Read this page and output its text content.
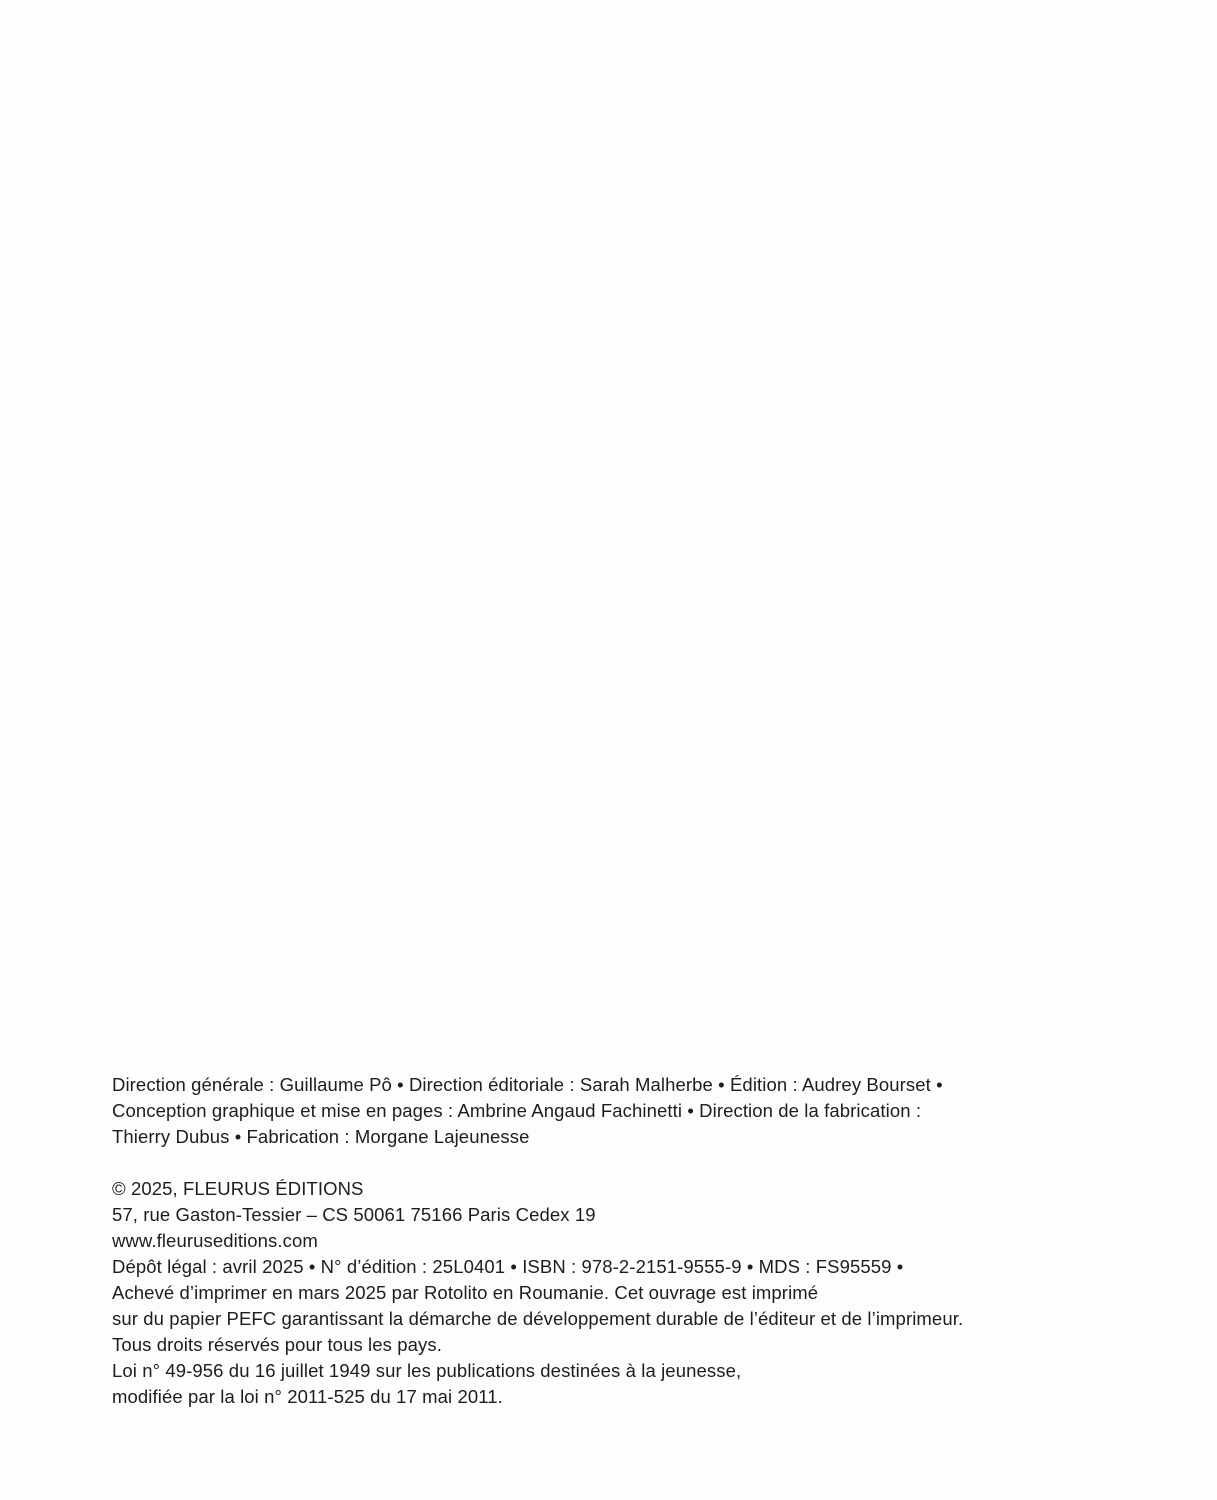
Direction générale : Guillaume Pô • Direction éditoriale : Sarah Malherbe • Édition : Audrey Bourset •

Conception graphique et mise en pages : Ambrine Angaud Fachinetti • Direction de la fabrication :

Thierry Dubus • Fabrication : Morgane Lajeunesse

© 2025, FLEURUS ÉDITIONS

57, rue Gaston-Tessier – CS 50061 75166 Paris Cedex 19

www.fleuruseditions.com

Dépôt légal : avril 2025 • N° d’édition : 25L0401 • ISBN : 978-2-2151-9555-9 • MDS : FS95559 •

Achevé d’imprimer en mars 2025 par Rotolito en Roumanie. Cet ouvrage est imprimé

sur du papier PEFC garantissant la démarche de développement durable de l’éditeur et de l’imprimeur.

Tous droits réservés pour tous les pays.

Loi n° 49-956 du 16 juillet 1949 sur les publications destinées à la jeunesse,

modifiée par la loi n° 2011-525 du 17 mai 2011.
* * *
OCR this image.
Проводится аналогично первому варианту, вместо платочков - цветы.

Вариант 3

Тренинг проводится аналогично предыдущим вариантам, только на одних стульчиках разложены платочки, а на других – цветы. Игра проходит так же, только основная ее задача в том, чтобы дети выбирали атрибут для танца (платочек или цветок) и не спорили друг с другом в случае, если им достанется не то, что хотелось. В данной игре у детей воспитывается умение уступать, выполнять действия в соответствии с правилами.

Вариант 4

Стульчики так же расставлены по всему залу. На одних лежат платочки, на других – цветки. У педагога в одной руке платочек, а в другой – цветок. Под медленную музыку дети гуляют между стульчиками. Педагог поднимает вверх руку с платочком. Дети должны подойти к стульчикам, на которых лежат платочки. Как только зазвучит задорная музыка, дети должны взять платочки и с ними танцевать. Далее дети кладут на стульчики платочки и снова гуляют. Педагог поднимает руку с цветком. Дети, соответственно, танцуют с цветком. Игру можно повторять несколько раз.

WRITTEN INSTRUCTION —
From the data above, pick out each line containing "платочки" and copy it.

THE RESPONSE —
Тренинг проводится аналогично предыдущим вариантам, только на одних стульчиках разложены платочки, а на других – цветы. Игра проходит так же, только основная ее задача в том, чтобы дети выбирали атрибут для танца (платочек или цветок) и не спорили друг с другом в случае, если им достанется не то, что хотелось. В данной игре у детей воспитывается умение уступать, выполнять действия в соответствии с правилами.
Стульчики так же расставлены по всему залу. На одних лежат платочки, на других – цветки. У педагога в одной руке платочек, а в другой – цветок. Под медленную музыку дети гуляют между стульчиками. Педагог поднимает вверх руку с платочком. Дети должны подойти к стульчикам, на которых лежат платочки. Как только зазвучит задорная музыка, дети должны взять платочки и с ними танцевать. Далее дети кладут на стульчики платочки и снова гуляют. Педагог поднимает руку с цветком. Дети, соответственно, танцуют с цветком. Игру можно повторять несколько раз.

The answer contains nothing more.